ACTIVITY ::
Go over the lines below, and when one contains the word "phone", copy it.

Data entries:
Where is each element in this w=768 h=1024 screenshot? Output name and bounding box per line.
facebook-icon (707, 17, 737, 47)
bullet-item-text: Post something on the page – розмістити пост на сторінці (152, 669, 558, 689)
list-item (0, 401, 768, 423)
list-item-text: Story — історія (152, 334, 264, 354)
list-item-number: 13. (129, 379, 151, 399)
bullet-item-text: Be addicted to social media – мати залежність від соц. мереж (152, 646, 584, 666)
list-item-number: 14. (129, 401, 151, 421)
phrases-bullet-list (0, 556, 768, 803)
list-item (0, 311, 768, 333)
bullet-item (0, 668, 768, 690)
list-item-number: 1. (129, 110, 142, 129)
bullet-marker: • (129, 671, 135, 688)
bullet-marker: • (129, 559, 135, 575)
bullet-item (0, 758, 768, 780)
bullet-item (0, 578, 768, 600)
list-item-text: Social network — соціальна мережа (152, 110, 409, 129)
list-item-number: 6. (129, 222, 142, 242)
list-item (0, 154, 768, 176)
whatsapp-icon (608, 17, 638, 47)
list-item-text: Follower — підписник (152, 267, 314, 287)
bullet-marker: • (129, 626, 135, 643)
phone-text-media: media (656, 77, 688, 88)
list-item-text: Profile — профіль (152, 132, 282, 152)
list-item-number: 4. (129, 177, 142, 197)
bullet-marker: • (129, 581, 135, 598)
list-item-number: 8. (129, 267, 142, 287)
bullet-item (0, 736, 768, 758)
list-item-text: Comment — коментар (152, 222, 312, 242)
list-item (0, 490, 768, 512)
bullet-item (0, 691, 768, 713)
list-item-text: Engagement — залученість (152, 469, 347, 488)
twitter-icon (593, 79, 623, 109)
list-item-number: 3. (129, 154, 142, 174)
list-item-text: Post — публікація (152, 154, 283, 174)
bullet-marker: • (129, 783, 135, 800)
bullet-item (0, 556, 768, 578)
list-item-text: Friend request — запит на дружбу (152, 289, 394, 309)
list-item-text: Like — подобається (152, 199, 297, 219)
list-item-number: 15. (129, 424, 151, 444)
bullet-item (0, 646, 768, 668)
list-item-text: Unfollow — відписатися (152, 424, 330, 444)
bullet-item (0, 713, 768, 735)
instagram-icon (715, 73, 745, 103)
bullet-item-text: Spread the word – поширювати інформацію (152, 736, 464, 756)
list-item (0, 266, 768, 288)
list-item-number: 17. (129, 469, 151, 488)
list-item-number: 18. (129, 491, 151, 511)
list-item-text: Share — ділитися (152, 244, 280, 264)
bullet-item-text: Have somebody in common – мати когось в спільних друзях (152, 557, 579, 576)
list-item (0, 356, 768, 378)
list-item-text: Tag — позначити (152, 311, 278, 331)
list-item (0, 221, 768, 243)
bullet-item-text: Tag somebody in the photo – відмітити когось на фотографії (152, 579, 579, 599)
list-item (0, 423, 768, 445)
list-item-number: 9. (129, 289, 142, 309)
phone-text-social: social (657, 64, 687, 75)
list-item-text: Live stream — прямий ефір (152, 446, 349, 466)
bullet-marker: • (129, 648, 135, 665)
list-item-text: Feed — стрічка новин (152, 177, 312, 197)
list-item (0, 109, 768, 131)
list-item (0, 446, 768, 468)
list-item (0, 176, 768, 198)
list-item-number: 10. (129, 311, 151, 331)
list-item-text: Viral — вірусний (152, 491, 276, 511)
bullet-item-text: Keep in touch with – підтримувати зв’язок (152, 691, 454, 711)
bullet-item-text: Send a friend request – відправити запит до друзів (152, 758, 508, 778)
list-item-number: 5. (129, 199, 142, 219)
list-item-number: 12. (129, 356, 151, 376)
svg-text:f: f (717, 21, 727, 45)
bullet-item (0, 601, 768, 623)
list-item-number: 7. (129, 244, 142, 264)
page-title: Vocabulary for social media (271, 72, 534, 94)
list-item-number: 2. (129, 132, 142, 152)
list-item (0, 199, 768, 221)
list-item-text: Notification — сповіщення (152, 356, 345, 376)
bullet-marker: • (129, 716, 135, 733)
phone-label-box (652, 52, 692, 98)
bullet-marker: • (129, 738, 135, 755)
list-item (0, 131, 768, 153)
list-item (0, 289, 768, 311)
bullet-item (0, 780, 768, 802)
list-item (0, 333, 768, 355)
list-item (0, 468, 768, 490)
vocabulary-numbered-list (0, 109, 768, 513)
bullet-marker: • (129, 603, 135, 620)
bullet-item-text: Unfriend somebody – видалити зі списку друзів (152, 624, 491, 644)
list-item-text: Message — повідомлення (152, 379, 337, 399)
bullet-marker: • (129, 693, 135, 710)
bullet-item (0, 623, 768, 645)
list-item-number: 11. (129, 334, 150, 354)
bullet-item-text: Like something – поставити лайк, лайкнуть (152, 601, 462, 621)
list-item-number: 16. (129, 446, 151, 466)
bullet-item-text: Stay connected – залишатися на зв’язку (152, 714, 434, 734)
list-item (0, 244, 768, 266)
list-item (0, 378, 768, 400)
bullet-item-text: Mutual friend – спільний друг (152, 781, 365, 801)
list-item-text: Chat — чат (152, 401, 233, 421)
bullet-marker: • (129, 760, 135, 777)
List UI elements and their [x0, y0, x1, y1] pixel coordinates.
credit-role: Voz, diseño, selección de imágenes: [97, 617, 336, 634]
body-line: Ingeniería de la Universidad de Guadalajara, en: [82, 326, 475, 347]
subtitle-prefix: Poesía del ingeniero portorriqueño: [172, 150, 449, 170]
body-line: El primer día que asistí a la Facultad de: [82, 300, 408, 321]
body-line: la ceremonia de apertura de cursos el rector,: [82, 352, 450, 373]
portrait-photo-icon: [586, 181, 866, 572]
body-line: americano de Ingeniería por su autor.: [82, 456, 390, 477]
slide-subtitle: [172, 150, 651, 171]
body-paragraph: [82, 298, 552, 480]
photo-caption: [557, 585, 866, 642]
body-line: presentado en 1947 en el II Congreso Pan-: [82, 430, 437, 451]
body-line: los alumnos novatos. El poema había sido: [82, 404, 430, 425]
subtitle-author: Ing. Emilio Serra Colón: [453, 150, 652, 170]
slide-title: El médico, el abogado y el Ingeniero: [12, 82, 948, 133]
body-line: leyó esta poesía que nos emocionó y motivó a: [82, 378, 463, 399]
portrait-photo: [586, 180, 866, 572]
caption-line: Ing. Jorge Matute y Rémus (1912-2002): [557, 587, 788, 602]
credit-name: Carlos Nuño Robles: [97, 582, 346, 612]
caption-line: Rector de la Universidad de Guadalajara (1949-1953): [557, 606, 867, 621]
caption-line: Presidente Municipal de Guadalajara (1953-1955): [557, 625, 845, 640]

RESULT ::
phone-text-media: media (656, 77, 688, 88)
phone-text-social: social (657, 64, 687, 75)
phone-label-box (652, 52, 692, 98)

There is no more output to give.